• Prompt: Images excluded, repeat each entry below exactly.

Dataset entries on figures:
----

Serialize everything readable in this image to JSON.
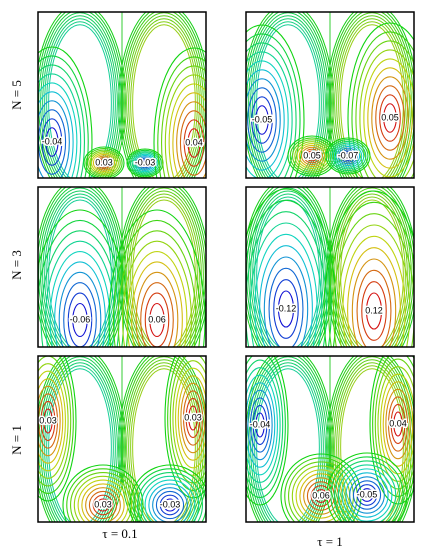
{
  "row_labels": [
    "N = 5",
    "N = 3",
    "N = 1"
  ],
  "column_labels": [
    "τ = 0.1",
    "τ = 1"
  ],
  "panels": [
    [
      {
        "labels": [
          "-0.04",
          "0.03",
          "-0.03",
          "0.04"
        ]
      },
      {
        "labels": [
          "-0.05",
          "0.05",
          "0.05",
          "-0.07"
        ]
      }
    ],
    [
      {
        "labels": [
          "-0.06",
          "0.06"
        ]
      },
      {
        "labels": [
          "-0.12",
          "0.12"
        ]
      }
    ],
    [
      {
        "labels": [
          "0.03",
          "0.03",
          "0.03",
          "-0.03"
        ]
      },
      {
        "labels": [
          "-0.04",
          "0.04",
          "0.06",
          "-0.05"
        ]
      }
    ]
  ]
}
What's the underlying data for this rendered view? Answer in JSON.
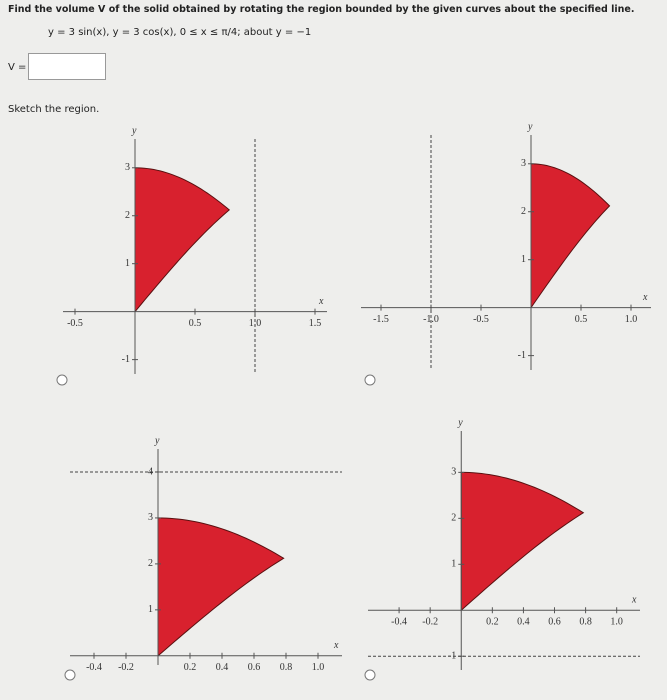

----

• Task output:
Serialize everything readable in this image to JSON.
{
  "row_labels": [
    "N = 5",
    "N = 3",
    "N = 1"
  ],
  "column_labels": [
    "τ = 0.1",
    "τ = 1"
  ],
  "panels": [
    [
      {
        "labels": [
          "-0.04",
          "0.03",
          "-0.03",
          "0.04"
        ]
      },
      {
        "labels": [
          "-0.05",
          "0.05",
          "0.05",
          "-0.07"
        ]
      }
    ],
    [
      {
        "labels": [
          "-0.06",
          "0.06"
        ]
      },
      {
        "labels": [
          "-0.12",
          "0.12"
        ]
      }
    ],
    [
      {
        "labels": [
          "0.03",
          "0.03",
          "0.03",
          "-0.03"
        ]
      },
      {
        "labels": [
          "-0.04",
          "0.04",
          "0.06",
          "-0.05"
        ]
      }
    ]
  ]
}
What's the underlying data for this rendered view? Answer in JSON.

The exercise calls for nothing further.